Data entries

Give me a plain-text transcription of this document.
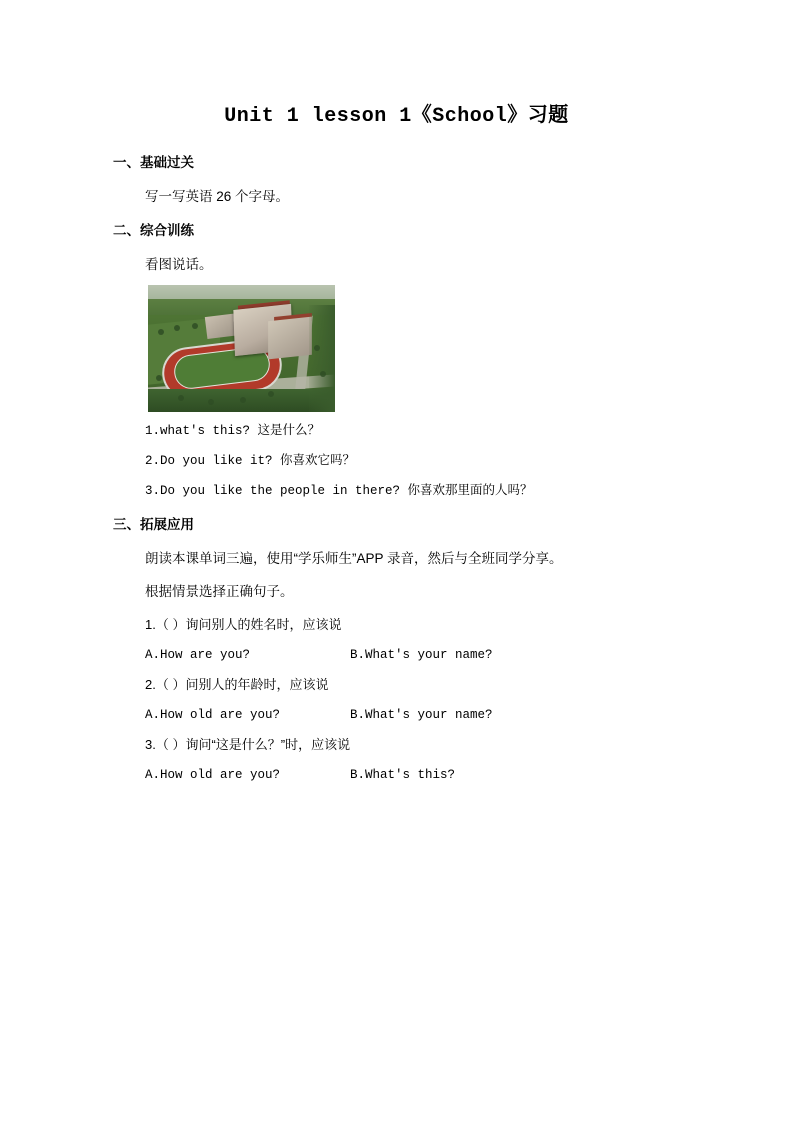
Unit 1 lesson 1《School》习题
一、基础过关
写一写英语 26 个字母。
二、综合训练
看图说话。
1.what's this? 这是什么？
2.Do you like it? 你喜欢它吗？
3.Do you like the people in there? 你喜欢那里面的人吗？
三、拓展应用
朗读本课单词三遍，使用“学乐师生”APP 录音，然后与全班同学分享。
根据情景选择正确句子。
1.（ ）询问别人的姓名时，应该说
A.How are you?	B.What's your name?
2.（ ）问别人的年龄时，应该说
A.How old are you?	B.What's your name?
3.（ ）询问“这是什么？”时，应该说
A.How old are you?	B.What's this?
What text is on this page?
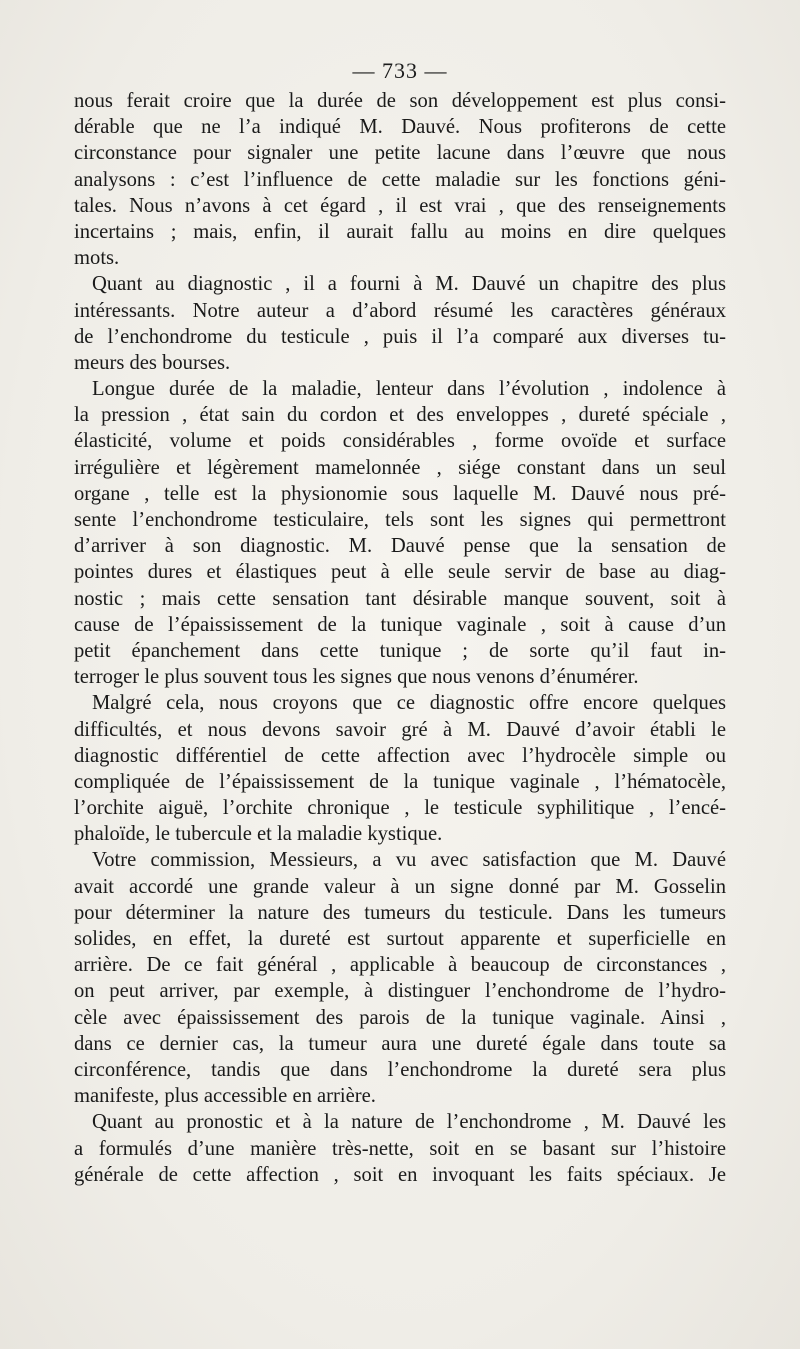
— 733 —
nous ferait croire que la durée de son développement est plus consi-
dérable que ne l’a indiqué M. Dauvé. Nous profiterons de cette
circonstance pour signaler une petite lacune dans l’œuvre que nous
analysons : c’est l’influence de cette maladie sur les fonctions géni-
tales. Nous n’avons à cet égard , il est vrai , que des renseignements
incertains ; mais, enfin, il aurait fallu au moins en dire quelques
mots.
Quant au diagnostic , il a fourni à M. Dauvé un chapitre des plus
intéressants. Notre auteur a d’abord résumé les caractères généraux
de l’enchondrome du testicule , puis il l’a comparé aux diverses tu-
meurs des bourses.
Longue durée de la maladie, lenteur dans l’évolution , indolence à
la pression , état sain du cordon et des enveloppes , dureté spéciale ,
élasticité, volume et poids considérables , forme ovoïde et surface
irrégulière et légèrement mamelonnée , siége constant dans un seul
organe , telle est la physionomie sous laquelle M. Dauvé nous pré-
sente l’enchondrome testiculaire, tels sont les signes qui permettront
d’arriver à son diagnostic. M. Dauvé pense que la sensation de
pointes dures et élastiques peut à elle seule servir de base au diag-
nostic ; mais cette sensation tant désirable manque souvent, soit à
cause de l’épaississement de la tunique vaginale , soit à cause d’un
petit épanchement dans cette tunique ; de sorte qu’il faut in-
terroger le plus souvent tous les signes que nous venons d’énumérer.
Malgré cela, nous croyons que ce diagnostic offre encore quelques
difficultés, et nous devons savoir gré à M. Dauvé d’avoir établi le
diagnostic différentiel de cette affection avec l’hydrocèle simple ou
compliquée de l’épaississement de la tunique vaginale , l’hématocèle,
l’orchite aiguë, l’orchite chronique , le testicule syphilitique , l’encé-
phaloïde, le tubercule et la maladie kystique.
Votre commission, Messieurs, a vu avec satisfaction que M. Dauvé
avait accordé une grande valeur à un signe donné par M. Gosselin
pour déterminer la nature des tumeurs du testicule. Dans les tumeurs
solides, en effet, la dureté est surtout apparente et superficielle en
arrière. De ce fait général , applicable à beaucoup de circonstances ,
on peut arriver, par exemple, à distinguer l’enchondrome de l’hydro-
cèle avec épaississement des parois de la tunique vaginale. Ainsi ,
dans ce dernier cas, la tumeur aura une dureté égale dans toute sa
circonférence, tandis que dans l’enchondrome la dureté sera plus
manifeste, plus accessible en arrière.
Quant au pronostic et à la nature de l’enchondrome , M. Dauvé les
a formulés d’une manière très-nette, soit en se basant sur l’histoire
générale de cette affection , soit en invoquant les faits spéciaux. Je
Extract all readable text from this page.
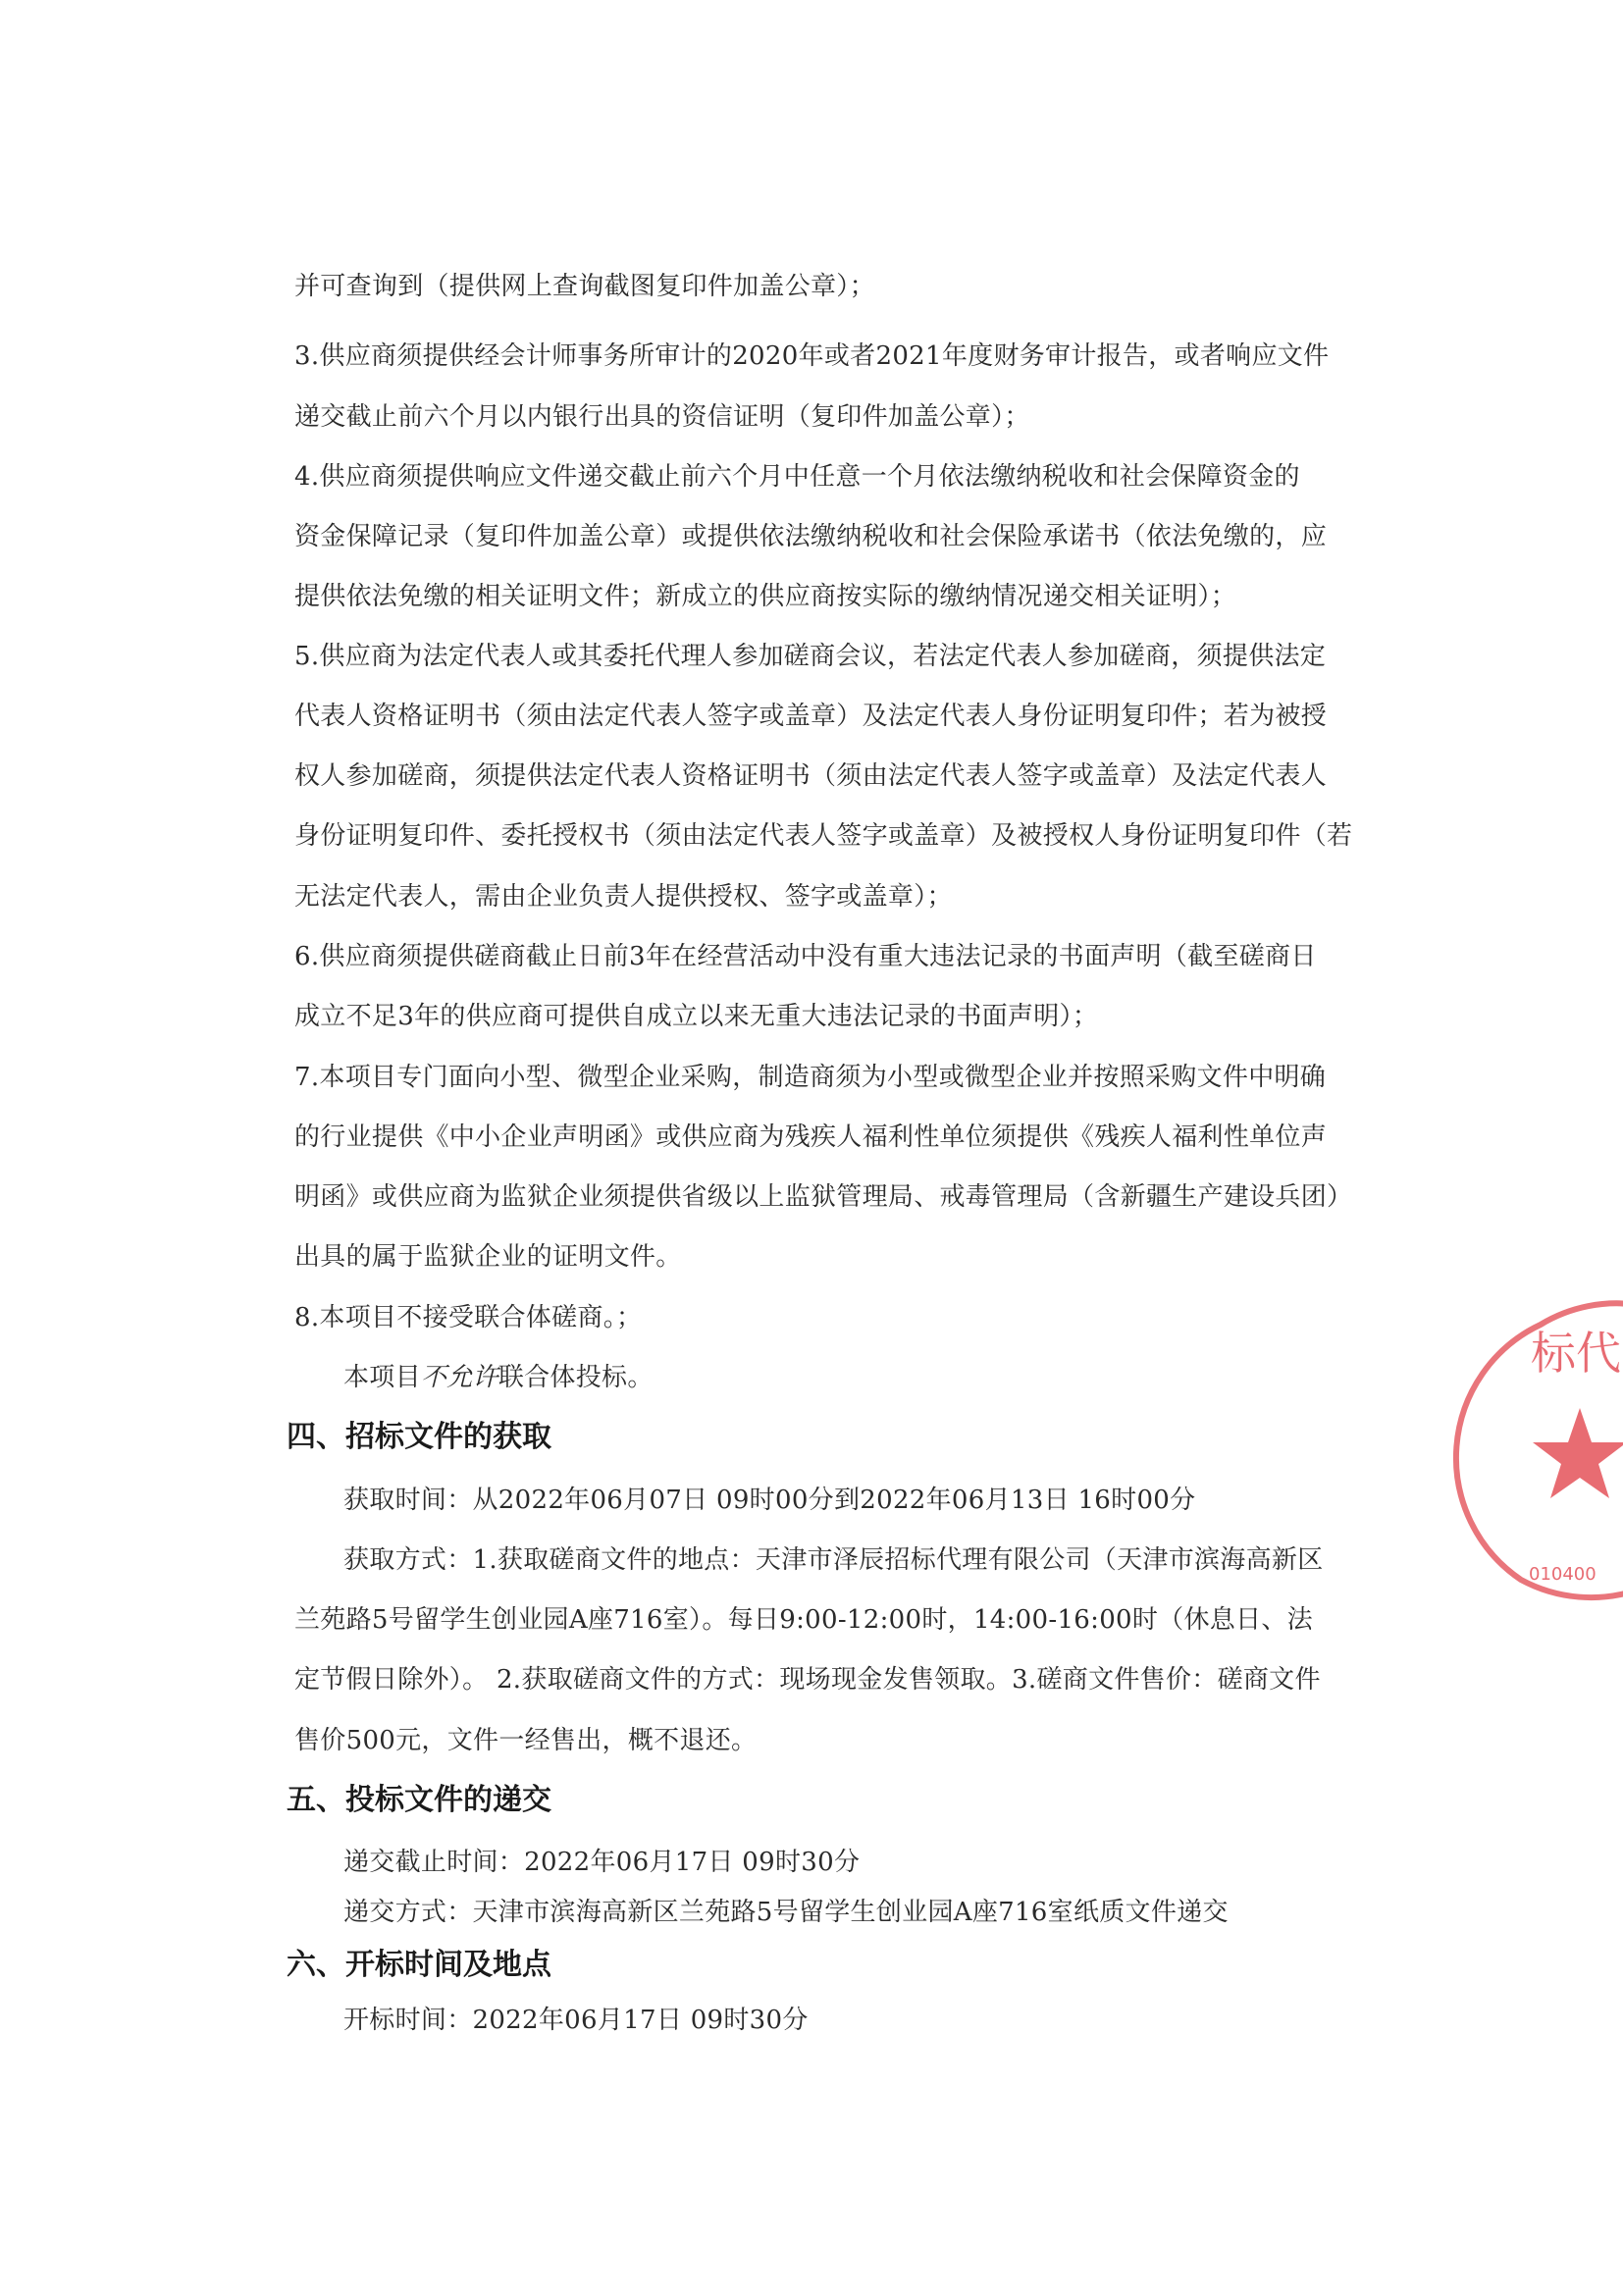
并可查询到（提供网上查询截图复印件加盖公章）；
3.供应商须提供经会计师事务所审计的2020年或者2021年度财务审计报告，或者响应文件
递交截止前六个月以内银行出具的资信证明（复印件加盖公章）；
4.供应商须提供响应文件递交截止前六个月中任意一个月依法缴纳税收和社会保障资金的
资金保障记录（复印件加盖公章）或提供依法缴纳税收和社会保险承诺书（依法免缴的，应
提供依法免缴的相关证明文件；新成立的供应商按实际的缴纳情况递交相关证明）；
5.供应商为法定代表人或其委托代理人参加磋商会议，若法定代表人参加磋商，须提供法定
代表人资格证明书（须由法定代表人签字或盖章）及法定代表人身份证明复印件；若为被授
权人参加磋商，须提供法定代表人资格证明书（须由法定代表人签字或盖章）及法定代表人
身份证明复印件、委托授权书（须由法定代表人签字或盖章）及被授权人身份证明复印件（若
无法定代表人，需由企业负责人提供授权、签字或盖章）；
6.供应商须提供磋商截止日前3年在经营活动中没有重大违法记录的书面声明（截至磋商日
成立不足3年的供应商可提供自成立以来无重大违法记录的书面声明）；
7.本项目专门面向小型、微型企业采购，制造商须为小型或微型企业并按照采购文件中明确
的行业提供《中小企业声明函》或供应商为残疾人福利性单位须提供《残疾人福利性单位声
明函》或供应商为监狱企业须提供省级以上监狱管理局、戒毒管理局（含新疆生产建设兵团）
出具的属于监狱企业的证明文件。
8.本项目不接受联合体磋商。；
本项目不允许联合体投标。
四、招标文件的获取
获取时间：从2022年06月07日 09时00分到2022年06月13日 16时00分
获取方式：1.获取磋商文件的地点：天津市泽辰招标代理有限公司（天津市滨海高新区
兰苑路5号留学生创业园A座716室）。每日9:00-12:00时，14:00-16:00时（休息日、法
定节假日除外）。 2.获取磋商文件的方式：现场现金发售领取。3.磋商文件售价：磋商文件
售价500元，文件一经售出，概不退还。
五、投标文件的递交
递交截止时间：2022年06月17日 09时30分
递交方式：天津市滨海高新区兰苑路5号留学生创业园A座716室纸质文件递交
六、开标时间及地点
开标时间：2022年06月17日 09时30分
标代
010400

*EXERCISE TASK:* Return from the data every line that holds "this".

*CORRECT ANSWER:*
Give me a plain-text transcription of this document.
1.what's this? 这是什么？
A.How old are you?	B.What's this?
What text is on this page?
Extract all readable text from this page.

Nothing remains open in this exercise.